Exclude any images and output the remaining records exactly.

Data entries:
··········
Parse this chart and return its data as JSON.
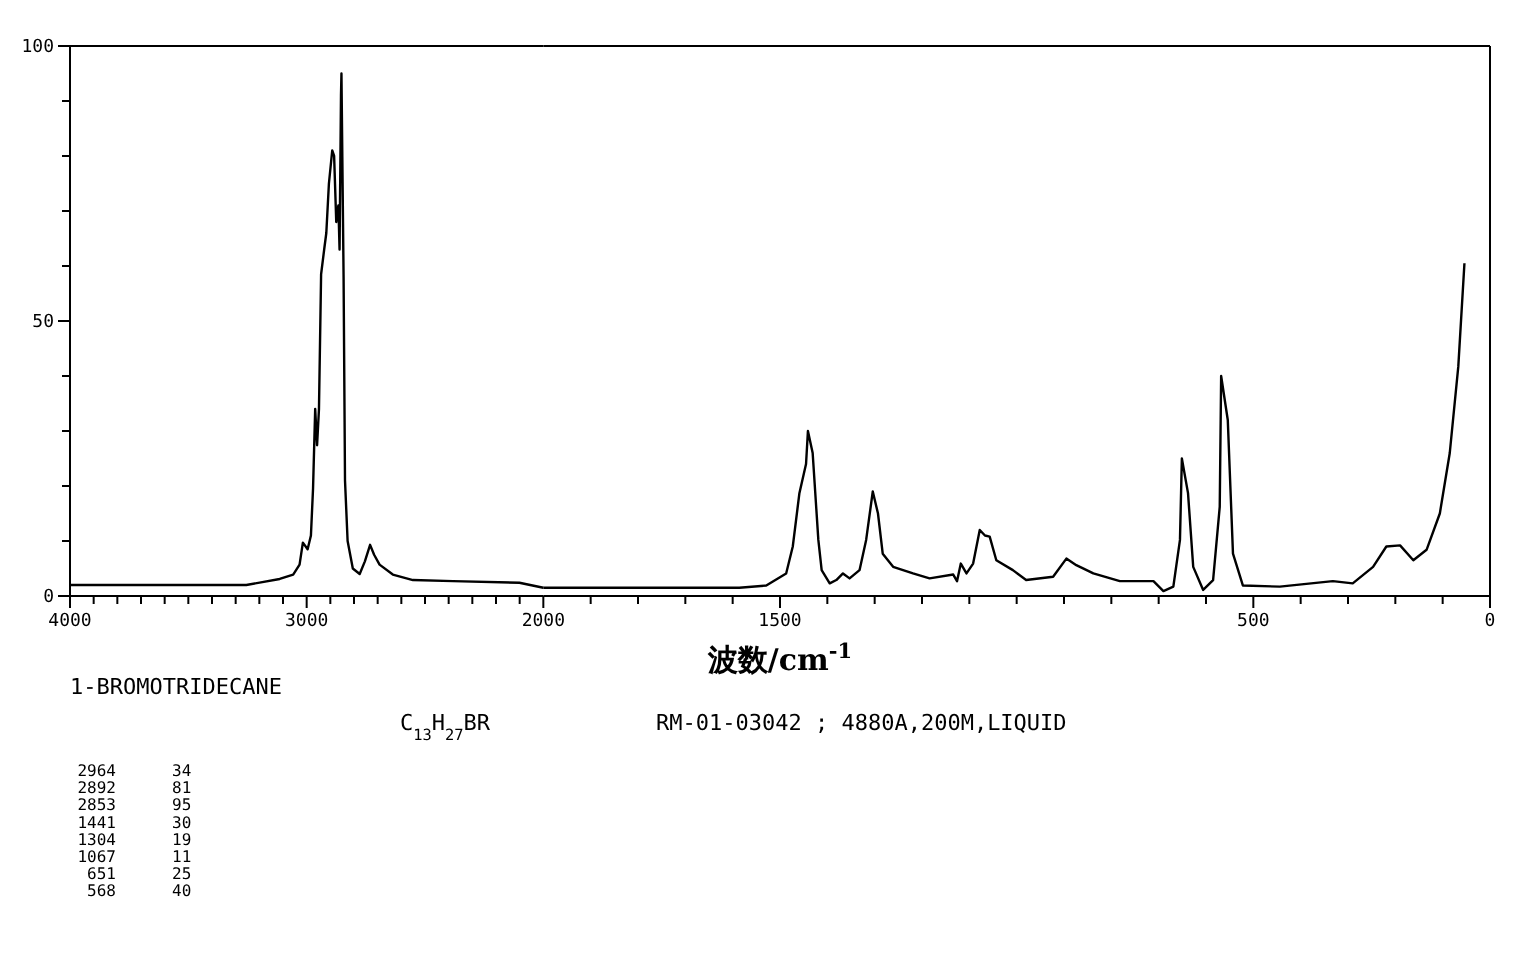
{
  "chart_data": [
    {
      "type": "line",
      "title": "1-BROMOTRIDECANE",
      "subtitle": "C$_{13}$H$_{27}$BR",
      "annotations": [
        "RM-01-03042 ; 4880A,200M,LIQUID",
        "2964 34",
        "2892 81",
        "2853 95",
        "1441 30",
        "1304 19",
        "1067 11",
        "651 25",
        "568 40"
      ],
      "xlim": [
        4000,
        2000
      ],
      "ylim": [
        0,
        100
      ],
      "xticks": [
        4000,
        {
          "value": 3900,
          "label": null
        },
        {
          "value": 3800,
          "label": null
        },
        {
          "value": 3700,
          "label": null
        },
        {
          "value": 3600,
          "label": null
        },
        {
          "value": 3500,
          "label": null
        },
        {
          "value": 3400,
          "label": null
        },
        {
          "value": 3300,
          "label": null
        },
        {
          "value": 3200,
          "label": null
        },
        {
          "value": 3100,
          "label": null
        },
        3000,
        {
          "value": 2900,
          "label": null
        },
        {
          "value": 2800,
          "label": null
        },
        {
          "value": 2700,
          "label": null
        },
        {
          "value": 2600,
          "label": null
        },
        {
          "value": 2500,
          "label": null
        },
        {
          "value": 2400,
          "label": null
        },
        {
          "value": 2300,
          "label": null
        },
        {
          "value": 2200,
          "label": null
        },
        {
          "value": 2100,
          "label": null
        }
      ],
      "yticks": [
        0,
        {
          "value": 10,
          "label": null
        },
        {
          "value": 20,
          "label": null
        },
        {
          "value": 30,
          "label": null
        },
        {
          "value": 40,
          "label": null
        },
        50,
        {
          "value": 60,
          "label": null
        },
        {
          "value": 70,
          "label": null
        },
        {
          "value": 80,
          "label": null
        },
        {
          "value": 90,
          "label": null
        },
        100
      ],
      "grid": false,
      "marker": "none",
      "line_style": "solid",
      "x": [
        4000,
        3255,
        3114,
        3057,
        3030,
        3016,
        2996,
        2982,
        2973,
        2964,
        2956,
        2948,
        2939,
        2926,
        2917,
        2906,
        2892,
        2884,
        2875,
        2866,
        2861,
        2855,
        2853,
        2844,
        2838,
        2827,
        2805,
        2776,
        2754,
        2732,
        2715,
        2692,
        2636,
        2551,
        2382,
        2101,
        2000
      ],
      "series": [
        {
          "color": "#000000",
          "values": [
            2,
            2,
            3.1,
            3.9,
            5.7,
            9.7,
            8.5,
            11,
            19.6,
            34,
            27.4,
            34,
            58.5,
            63,
            66,
            75,
            81,
            80,
            68,
            71,
            63,
            91,
            95,
            58,
            21,
            10,
            5,
            4,
            6.3,
            9.3,
            7.5,
            5.7,
            3.9,
            2.9,
            2.7,
            2.4,
            1.5
          ]
        }
      ]
    },
    {
      "type": "line",
      "xlabel": "波数/cm$^{-1}$",
      "xlim": [
        2000,
        0
      ],
      "ylim": [
        0,
        100
      ],
      "tick_labels": "x",
      "xticks": [
        2000,
        {
          "value": 1900,
          "label": null
        },
        {
          "value": 1800,
          "label": null
        },
        {
          "value": 1700,
          "label": null
        },
        {
          "value": 1600,
          "label": null
        },
        1500,
        {
          "value": 1400,
          "label": null
        },
        {
          "value": 1300,
          "label": null
        },
        {
          "value": 1200,
          "label": null
        },
        {
          "value": 1100,
          "label": null
        },
        {
          "value": 1000,
          "label": null
        },
        {
          "value": 900,
          "label": null
        },
        {
          "value": 800,
          "label": null
        },
        {
          "value": 700,
          "label": null
        },
        {
          "value": 600,
          "label": null
        },
        500,
        {
          "value": 400,
          "label": null
        },
        {
          "value": 300,
          "label": null
        },
        {
          "value": 200,
          "label": null
        },
        {
          "value": 100,
          "label": null
        },
        0
      ],
      "grid": false,
      "marker": "none",
      "line_style": "solid",
      "x": [
        2000,
        1586,
        1529,
        1487,
        1473,
        1459,
        1445,
        1441,
        1431,
        1419,
        1412,
        1395,
        1381,
        1367,
        1353,
        1332,
        1318,
        1304,
        1293,
        1283,
        1261,
        1219,
        1184,
        1134,
        1126,
        1118,
        1106,
        1092,
        1078,
        1067,
        1057,
        1043,
        1008,
        980,
        923,
        895,
        874,
        838,
        782,
        711,
        690,
        669,
        655,
        651,
        638,
        627,
        606,
        585,
        571,
        568,
        554,
        543,
        522,
        444,
        332,
        290,
        247,
        219,
        190,
        162,
        134,
        106,
        85,
        67,
        54
      ],
      "series": [
        {
          "color": "#000000",
          "values": [
            1.5,
            1.5,
            1.9,
            4.1,
            9,
            18.7,
            24,
            30,
            26,
            10.2,
            4.7,
            2.3,
            2.9,
            4.1,
            3.2,
            4.7,
            10.2,
            19,
            15,
            7.7,
            5.3,
            4.1,
            3.2,
            3.9,
            2.7,
            5.9,
            4.1,
            5.9,
            12,
            11,
            10.8,
            6.5,
            4.7,
            2.9,
            3.5,
            6.8,
            5.6,
            4.1,
            2.7,
            2.7,
            0.9,
            1.7,
            10.2,
            25,
            18.7,
            5.3,
            1.1,
            2.9,
            16.2,
            40,
            32,
            7.7,
            1.9,
            1.7,
            2.7,
            2.3,
            5.3,
            9,
            9.2,
            6.5,
            8.4,
            15,
            26,
            41.7,
            60.5
          ]
        }
      ]
    }
  ]
}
··········
▶ [The solution]:
Parse this chart and return its data as JSON.
{
  "chart_data": [
    {
      "type": "line",
      "title": "1-BROMOTRIDECANE",
      "subtitle": "C$_{13}$H$_{27}$BR",
      "annotations": [
        "RM-01-03042 ; 4880A,200M,LIQUID",
        "2964 34",
        "2892 81",
        "2853 95",
        "1441 30",
        "1304 19",
        "1067 11",
        "651 25",
        "568 40"
      ],
      "xlim": [
        4000,
        2000
      ],
      "ylim": [
        0,
        100
      ],
      "xticks": [
        4000,
        {
          "value": 3900,
          "label": null
        },
        {
          "value": 3800,
          "label": null
        },
        {
          "value": 3700,
          "label": null
        },
        {
          "value": 3600,
          "label": null
        },
        {
          "value": 3500,
          "label": null
        },
        {
          "value": 3400,
          "label": null
        },
        {
          "value": 3300,
          "label": null
        },
        {
          "value": 3200,
          "label": null
        },
        {
          "value": 3100,
          "label": null
        },
        3000,
        {
          "value": 2900,
          "label": null
        },
        {
          "value": 2800,
          "label": null
        },
        {
          "value": 2700,
          "label": null
        },
        {
          "value": 2600,
          "label": null
        },
        {
          "value": 2500,
          "label": null
        },
        {
          "value": 2400,
          "label": null
        },
        {
          "value": 2300,
          "label": null
        },
        {
          "value": 2200,
          "label": null
        },
        {
          "value": 2100,
          "label": null
        }
      ],
      "yticks": [
        0,
        {
          "value": 10,
          "label": null
        },
        {
          "value": 20,
          "label": null
        },
        {
          "value": 30,
          "label": null
        },
        {
          "value": 40,
          "label": null
        },
        50,
        {
          "value": 60,
          "label": null
        },
        {
          "value": 70,
          "label": null
        },
        {
          "value": 80,
          "label": null
        },
        {
          "value": 90,
          "label": null
        },
        100
      ],
      "grid": false,
      "marker": "none",
      "line_style": "solid",
      "x": [
        4000,
        3255,
        3114,
        3057,
        3030,
        3016,
        2996,
        2982,
        2973,
        2964,
        2956,
        2948,
        2939,
        2926,
        2917,
        2906,
        2892,
        2884,
        2875,
        2866,
        2861,
        2855,
        2853,
        2844,
        2838,
        2827,
        2805,
        2776,
        2754,
        2732,
        2715,
        2692,
        2636,
        2551,
        2382,
        2101,
        2000
      ],
      "series": [
        {
          "color": "#000000",
          "values": [
            2,
            2,
            3.1,
            3.9,
            5.7,
            9.7,
            8.5,
            11,
            19.6,
            34,
            27.4,
            34,
            58.5,
            63,
            66,
            75,
            81,
            80,
            68,
            71,
            63,
            91,
            95,
            58,
            21,
            10,
            5,
            4,
            6.3,
            9.3,
            7.5,
            5.7,
            3.9,
            2.9,
            2.7,
            2.4,
            1.5
          ]
        }
      ]
    },
    {
      "type": "line",
      "xlabel": "波数/cm$^{-1}$",
      "xlim": [
        2000,
        0
      ],
      "ylim": [
        0,
        100
      ],
      "tick_labels": "x",
      "xticks": [
        2000,
        {
          "value": 1900,
          "label": null
        },
        {
          "value": 1800,
          "label": null
        },
        {
          "value": 1700,
          "label": null
        },
        {
          "value": 1600,
          "label": null
        },
        1500,
        {
          "value": 1400,
          "label": null
        },
        {
          "value": 1300,
          "label": null
        },
        {
          "value": 1200,
          "label": null
        },
        {
          "value": 1100,
          "label": null
        },
        {
          "value": 1000,
          "label": null
        },
        {
          "value": 900,
          "label": null
        },
        {
          "value": 800,
          "label": null
        },
        {
          "value": 700,
          "label": null
        },
        {
          "value": 600,
          "label": null
        },
        500,
        {
          "value": 400,
          "label": null
        },
        {
          "value": 300,
          "label": null
        },
        {
          "value": 200,
          "label": null
        },
        {
          "value": 100,
          "label": null
        },
        0
      ],
      "grid": false,
      "marker": "none",
      "line_style": "solid",
      "x": [
        2000,
        1586,
        1529,
        1487,
        1473,
        1459,
        1445,
        1441,
        1431,
        1419,
        1412,
        1395,
        1381,
        1367,
        1353,
        1332,
        1318,
        1304,
        1293,
        1283,
        1261,
        1219,
        1184,
        1134,
        1126,
        1118,
        1106,
        1092,
        1078,
        1067,
        1057,
        1043,
        1008,
        980,
        923,
        895,
        874,
        838,
        782,
        711,
        690,
        669,
        655,
        651,
        638,
        627,
        606,
        585,
        571,
        568,
        554,
        543,
        522,
        444,
        332,
        290,
        247,
        219,
        190,
        162,
        134,
        106,
        85,
        67,
        54
      ],
      "series": [
        {
          "color": "#000000",
          "values": [
            1.5,
            1.5,
            1.9,
            4.1,
            9,
            18.7,
            24,
            30,
            26,
            10.2,
            4.7,
            2.3,
            2.9,
            4.1,
            3.2,
            4.7,
            10.2,
            19,
            15,
            7.7,
            5.3,
            4.1,
            3.2,
            3.9,
            2.7,
            5.9,
            4.1,
            5.9,
            12,
            11,
            10.8,
            6.5,
            4.7,
            2.9,
            3.5,
            6.8,
            5.6,
            4.1,
            2.7,
            2.7,
            0.9,
            1.7,
            10.2,
            25,
            18.7,
            5.3,
            1.1,
            2.9,
            16.2,
            40,
            32,
            7.7,
            1.9,
            1.7,
            2.7,
            2.3,
            5.3,
            9,
            9.2,
            6.5,
            8.4,
            15,
            26,
            41.7,
            60.5
          ]
        }
      ]
    }
  ]
}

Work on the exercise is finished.